What the task requires
Counting only lines that hold "工事説明書", give the total and nothing more.

Supplied records
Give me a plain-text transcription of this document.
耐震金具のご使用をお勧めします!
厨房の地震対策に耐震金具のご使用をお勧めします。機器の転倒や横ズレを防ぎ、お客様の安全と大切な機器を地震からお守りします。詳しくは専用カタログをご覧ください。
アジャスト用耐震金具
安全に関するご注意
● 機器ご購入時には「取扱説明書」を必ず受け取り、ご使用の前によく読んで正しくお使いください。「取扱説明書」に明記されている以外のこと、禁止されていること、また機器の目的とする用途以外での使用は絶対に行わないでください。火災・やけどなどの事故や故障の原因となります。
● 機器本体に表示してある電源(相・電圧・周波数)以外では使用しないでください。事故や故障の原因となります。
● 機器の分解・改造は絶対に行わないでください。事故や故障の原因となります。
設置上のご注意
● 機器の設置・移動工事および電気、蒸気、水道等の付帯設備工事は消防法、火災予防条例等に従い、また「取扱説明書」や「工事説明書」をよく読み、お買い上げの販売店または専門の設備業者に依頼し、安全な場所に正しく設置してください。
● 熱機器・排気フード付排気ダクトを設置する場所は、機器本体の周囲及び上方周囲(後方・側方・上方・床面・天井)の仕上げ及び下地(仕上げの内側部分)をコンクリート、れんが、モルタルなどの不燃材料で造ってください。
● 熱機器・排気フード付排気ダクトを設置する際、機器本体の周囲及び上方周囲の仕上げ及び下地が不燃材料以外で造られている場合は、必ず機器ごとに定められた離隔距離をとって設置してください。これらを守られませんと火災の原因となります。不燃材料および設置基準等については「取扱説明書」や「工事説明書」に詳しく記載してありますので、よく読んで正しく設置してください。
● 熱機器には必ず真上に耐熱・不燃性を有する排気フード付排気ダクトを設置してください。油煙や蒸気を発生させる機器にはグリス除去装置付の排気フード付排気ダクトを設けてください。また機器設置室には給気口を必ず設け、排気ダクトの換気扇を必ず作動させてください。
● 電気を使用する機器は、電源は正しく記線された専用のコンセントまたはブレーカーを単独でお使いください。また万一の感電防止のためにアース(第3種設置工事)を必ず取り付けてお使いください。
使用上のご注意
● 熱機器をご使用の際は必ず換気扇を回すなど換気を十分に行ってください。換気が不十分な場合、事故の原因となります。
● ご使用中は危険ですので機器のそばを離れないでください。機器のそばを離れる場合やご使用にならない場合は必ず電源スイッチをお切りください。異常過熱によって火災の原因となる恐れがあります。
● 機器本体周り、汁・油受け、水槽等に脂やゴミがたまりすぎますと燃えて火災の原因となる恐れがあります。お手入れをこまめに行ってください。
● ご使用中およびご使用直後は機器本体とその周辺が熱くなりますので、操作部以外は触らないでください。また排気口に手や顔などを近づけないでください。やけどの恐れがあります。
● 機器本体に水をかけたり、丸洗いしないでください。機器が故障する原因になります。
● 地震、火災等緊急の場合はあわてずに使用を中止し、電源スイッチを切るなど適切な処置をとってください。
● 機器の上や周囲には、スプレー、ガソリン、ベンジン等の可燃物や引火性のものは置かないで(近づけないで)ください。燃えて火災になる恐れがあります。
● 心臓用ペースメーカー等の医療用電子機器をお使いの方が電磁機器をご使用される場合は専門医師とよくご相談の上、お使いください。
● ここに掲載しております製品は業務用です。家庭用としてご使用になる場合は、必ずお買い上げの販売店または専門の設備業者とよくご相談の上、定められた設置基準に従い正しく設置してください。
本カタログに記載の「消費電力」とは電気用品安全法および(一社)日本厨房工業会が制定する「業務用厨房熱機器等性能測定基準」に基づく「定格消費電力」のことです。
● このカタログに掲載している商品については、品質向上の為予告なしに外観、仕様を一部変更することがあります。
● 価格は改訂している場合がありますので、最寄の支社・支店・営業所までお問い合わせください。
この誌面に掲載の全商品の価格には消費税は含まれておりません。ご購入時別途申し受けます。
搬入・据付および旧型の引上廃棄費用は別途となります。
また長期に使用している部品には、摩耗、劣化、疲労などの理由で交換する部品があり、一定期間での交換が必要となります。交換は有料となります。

---

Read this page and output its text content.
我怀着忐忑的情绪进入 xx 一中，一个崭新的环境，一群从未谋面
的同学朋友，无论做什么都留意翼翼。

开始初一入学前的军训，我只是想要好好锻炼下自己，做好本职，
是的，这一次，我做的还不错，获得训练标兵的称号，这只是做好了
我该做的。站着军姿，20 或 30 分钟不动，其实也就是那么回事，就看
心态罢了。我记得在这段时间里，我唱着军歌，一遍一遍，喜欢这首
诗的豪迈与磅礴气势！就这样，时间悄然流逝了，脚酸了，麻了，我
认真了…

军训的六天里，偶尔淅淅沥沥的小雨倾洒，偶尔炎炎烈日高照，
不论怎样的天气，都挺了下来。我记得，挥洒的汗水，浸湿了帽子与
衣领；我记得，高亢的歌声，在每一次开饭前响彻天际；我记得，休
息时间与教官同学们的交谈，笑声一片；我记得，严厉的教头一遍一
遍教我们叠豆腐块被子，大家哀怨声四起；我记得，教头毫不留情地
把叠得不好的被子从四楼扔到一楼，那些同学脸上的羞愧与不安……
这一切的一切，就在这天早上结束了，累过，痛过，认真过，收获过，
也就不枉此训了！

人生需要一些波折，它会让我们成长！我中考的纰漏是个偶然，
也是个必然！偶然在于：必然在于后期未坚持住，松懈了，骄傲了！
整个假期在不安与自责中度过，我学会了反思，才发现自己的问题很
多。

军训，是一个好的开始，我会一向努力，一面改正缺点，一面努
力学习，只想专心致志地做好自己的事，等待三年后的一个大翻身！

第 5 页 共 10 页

---

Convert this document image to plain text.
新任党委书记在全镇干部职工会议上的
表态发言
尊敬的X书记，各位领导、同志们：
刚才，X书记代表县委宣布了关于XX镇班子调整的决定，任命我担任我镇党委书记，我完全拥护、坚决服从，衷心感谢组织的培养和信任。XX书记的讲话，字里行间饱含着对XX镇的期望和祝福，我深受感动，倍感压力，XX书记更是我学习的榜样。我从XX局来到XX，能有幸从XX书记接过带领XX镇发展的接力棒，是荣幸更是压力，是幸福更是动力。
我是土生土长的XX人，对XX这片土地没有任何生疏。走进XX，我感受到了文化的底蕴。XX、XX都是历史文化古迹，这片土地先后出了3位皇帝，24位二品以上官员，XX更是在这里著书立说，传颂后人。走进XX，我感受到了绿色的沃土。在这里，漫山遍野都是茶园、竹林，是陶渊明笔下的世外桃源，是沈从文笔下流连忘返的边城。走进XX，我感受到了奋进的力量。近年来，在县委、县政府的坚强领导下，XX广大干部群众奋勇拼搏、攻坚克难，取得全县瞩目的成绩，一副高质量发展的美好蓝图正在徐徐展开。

Task output
2